[PETUNJUK TUGAS]: Menurut teks bacaan tentang peran pemuda dalam dakwah di bawah ini, berapa umur Sa’ad bin Abi Waqqash saat itu?

[TEKS BACAAN]:
######
Oleh : Desti Ritdamaya
Praktisi Pendidikan
mabdagabek000@gmail.com
SUNATULLAH kebangkitan ada di tangan pemuda. Bukti nyata adalah dakwah Rasulullah ﷺ baik di Mekah dan Madinah. Rasulullah ﷺ berkata:
نَصَرَنِي الشَّبَابُ وَ خَذَلَنِي الشُّيُوخُ
Artinya : Yang menolongku adalah pemuda dan yang menentangku adalah kalangan tua
Dalam dakwah fase Mekkah, 40 orang assabiqunal awwalun mayoritasnya adalah pemuda. Seperti Sa’ad bin Abi Waqqash saat itu berumur 17 tahun, Ja’far bin Abi Thalib (18 tahun), Mush’ab bin Umair (24 tahun), Abu Bakar as Shiddiq (37 tahun), dan masih banyak shahabat besar yang lainnya. Bai’at Aqabah 1 dan 2 yang menjadikan Rasulullah ﷺ secara de facto menjadi pemimpin Madinah juga mayoritas pemuda.
######
[ISI DATASET]:
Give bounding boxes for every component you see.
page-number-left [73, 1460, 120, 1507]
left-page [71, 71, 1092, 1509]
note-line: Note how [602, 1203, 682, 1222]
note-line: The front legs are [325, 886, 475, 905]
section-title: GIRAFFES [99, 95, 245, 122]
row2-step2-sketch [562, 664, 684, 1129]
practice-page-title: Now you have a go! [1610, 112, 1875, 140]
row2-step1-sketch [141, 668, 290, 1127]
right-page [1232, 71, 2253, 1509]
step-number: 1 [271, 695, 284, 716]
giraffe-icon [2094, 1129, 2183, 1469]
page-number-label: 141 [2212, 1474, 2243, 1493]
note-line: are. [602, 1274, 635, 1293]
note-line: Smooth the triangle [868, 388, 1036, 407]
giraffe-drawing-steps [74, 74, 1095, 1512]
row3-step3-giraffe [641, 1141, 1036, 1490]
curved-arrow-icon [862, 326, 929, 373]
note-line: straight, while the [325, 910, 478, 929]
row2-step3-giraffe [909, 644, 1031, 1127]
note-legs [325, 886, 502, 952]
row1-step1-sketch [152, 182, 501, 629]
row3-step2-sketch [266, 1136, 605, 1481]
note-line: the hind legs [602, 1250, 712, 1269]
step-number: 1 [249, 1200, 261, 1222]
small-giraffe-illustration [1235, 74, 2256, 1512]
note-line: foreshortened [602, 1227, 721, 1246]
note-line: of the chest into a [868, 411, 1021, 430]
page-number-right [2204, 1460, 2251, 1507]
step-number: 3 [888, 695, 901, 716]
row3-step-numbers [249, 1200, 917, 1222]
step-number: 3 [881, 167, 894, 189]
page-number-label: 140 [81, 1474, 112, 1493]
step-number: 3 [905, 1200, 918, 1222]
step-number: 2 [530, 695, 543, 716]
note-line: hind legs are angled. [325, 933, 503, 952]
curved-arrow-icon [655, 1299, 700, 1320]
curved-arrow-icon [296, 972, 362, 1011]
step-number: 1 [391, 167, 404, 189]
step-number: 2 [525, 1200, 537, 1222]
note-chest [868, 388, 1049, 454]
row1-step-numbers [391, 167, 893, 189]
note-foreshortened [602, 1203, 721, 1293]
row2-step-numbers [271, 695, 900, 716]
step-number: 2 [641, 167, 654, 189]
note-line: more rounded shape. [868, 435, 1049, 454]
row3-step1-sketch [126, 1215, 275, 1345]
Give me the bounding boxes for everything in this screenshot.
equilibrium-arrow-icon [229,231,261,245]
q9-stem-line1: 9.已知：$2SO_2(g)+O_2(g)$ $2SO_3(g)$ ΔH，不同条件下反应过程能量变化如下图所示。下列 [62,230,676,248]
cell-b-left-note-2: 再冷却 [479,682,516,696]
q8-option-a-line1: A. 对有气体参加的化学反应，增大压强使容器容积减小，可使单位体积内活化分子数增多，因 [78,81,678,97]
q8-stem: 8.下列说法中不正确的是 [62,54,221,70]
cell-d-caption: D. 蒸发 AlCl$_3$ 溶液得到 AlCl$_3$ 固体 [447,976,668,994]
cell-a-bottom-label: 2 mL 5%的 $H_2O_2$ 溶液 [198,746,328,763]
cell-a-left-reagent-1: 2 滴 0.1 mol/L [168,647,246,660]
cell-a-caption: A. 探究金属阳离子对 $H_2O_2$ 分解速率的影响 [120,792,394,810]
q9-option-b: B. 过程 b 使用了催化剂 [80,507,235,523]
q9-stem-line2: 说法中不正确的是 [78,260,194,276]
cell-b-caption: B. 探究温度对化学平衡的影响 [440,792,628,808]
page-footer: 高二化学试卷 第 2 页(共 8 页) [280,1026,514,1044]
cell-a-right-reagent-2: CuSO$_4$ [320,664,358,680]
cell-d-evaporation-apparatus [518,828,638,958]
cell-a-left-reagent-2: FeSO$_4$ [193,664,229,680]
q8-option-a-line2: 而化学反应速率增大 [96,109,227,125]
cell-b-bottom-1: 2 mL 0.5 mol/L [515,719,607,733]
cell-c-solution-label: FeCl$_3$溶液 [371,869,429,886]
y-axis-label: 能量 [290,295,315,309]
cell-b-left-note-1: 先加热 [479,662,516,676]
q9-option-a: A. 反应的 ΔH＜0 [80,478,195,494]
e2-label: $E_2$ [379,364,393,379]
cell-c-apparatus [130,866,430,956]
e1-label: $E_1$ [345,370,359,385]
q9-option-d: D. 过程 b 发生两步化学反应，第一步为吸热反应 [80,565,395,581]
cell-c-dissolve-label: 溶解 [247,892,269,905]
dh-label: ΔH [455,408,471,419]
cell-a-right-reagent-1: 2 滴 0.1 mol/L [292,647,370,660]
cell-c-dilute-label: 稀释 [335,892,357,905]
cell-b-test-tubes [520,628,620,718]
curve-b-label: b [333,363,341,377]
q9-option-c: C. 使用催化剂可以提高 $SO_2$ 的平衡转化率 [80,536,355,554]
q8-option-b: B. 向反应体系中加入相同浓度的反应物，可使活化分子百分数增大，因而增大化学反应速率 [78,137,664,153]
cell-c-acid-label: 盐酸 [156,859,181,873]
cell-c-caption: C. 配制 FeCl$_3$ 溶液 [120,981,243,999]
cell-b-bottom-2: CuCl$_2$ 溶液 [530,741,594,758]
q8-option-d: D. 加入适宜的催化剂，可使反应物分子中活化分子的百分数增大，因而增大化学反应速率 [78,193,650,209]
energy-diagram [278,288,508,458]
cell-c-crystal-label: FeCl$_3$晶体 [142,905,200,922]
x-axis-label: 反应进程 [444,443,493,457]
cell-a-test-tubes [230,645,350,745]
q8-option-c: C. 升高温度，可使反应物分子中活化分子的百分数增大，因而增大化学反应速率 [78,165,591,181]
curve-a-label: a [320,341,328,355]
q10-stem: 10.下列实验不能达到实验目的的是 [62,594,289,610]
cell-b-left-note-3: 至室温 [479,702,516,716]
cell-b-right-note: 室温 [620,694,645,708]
######
[JAWABAN]: Sa’ad bin Abi Waqqash saat itu berumur 17 tahun.